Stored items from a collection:
====================

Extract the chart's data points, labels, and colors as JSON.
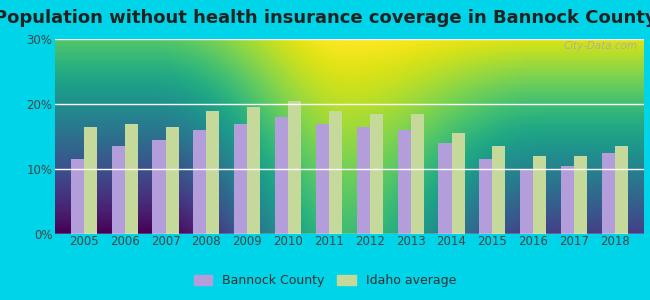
{
  "title": "Population without health insurance coverage in Bannock County",
  "years": [
    2005,
    2006,
    2007,
    2008,
    2009,
    2010,
    2011,
    2012,
    2013,
    2014,
    2015,
    2016,
    2017,
    2018
  ],
  "bannock": [
    11.5,
    13.5,
    14.5,
    16.0,
    17.0,
    18.0,
    17.0,
    16.5,
    16.0,
    14.0,
    11.5,
    9.8,
    10.5,
    12.5
  ],
  "idaho": [
    16.5,
    17.0,
    16.5,
    19.0,
    19.5,
    20.5,
    19.0,
    18.5,
    18.5,
    15.5,
    13.5,
    12.0,
    12.0,
    13.5
  ],
  "bannock_color": "#b39ddb",
  "idaho_color": "#c5d99b",
  "bg_outer": "#00d4e8",
  "bg_chart_bottom": "#d4eedb",
  "bg_chart_top": "#f0faf8",
  "ylabel_ticks": [
    "0%",
    "10%",
    "20%",
    "30%"
  ],
  "yticks": [
    0,
    10,
    20,
    30
  ],
  "ylim": [
    0,
    30
  ],
  "legend_bannock": "Bannock County",
  "legend_idaho": "Idaho average",
  "watermark": "City-Data.com",
  "bar_width": 0.32,
  "title_fontsize": 13,
  "tick_fontsize": 8.5,
  "legend_fontsize": 9
}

====================

◆ **Directions for this task**: Your task is an exact transcription of all the data, minus the pictures.

◆ **Task output**:
Extract the chart's data points, labels, and colors as JSON.
{
  "title": "Population without health insurance coverage in Bannock County",
  "years": [
    2005,
    2006,
    2007,
    2008,
    2009,
    2010,
    2011,
    2012,
    2013,
    2014,
    2015,
    2016,
    2017,
    2018
  ],
  "bannock": [
    11.5,
    13.5,
    14.5,
    16.0,
    17.0,
    18.0,
    17.0,
    16.5,
    16.0,
    14.0,
    11.5,
    9.8,
    10.5,
    12.5
  ],
  "idaho": [
    16.5,
    17.0,
    16.5,
    19.0,
    19.5,
    20.5,
    19.0,
    18.5,
    18.5,
    15.5,
    13.5,
    12.0,
    12.0,
    13.5
  ],
  "bannock_color": "#b39ddb",
  "idaho_color": "#c5d99b",
  "bg_outer": "#00d4e8",
  "bg_chart_bottom": "#d4eedb",
  "bg_chart_top": "#f0faf8",
  "ylabel_ticks": [
    "0%",
    "10%",
    "20%",
    "30%"
  ],
  "yticks": [
    0,
    10,
    20,
    30
  ],
  "ylim": [
    0,
    30
  ],
  "legend_bannock": "Bannock County",
  "legend_idaho": "Idaho average",
  "watermark": "City-Data.com",
  "bar_width": 0.32,
  "title_fontsize": 13,
  "tick_fontsize": 8.5,
  "legend_fontsize": 9
}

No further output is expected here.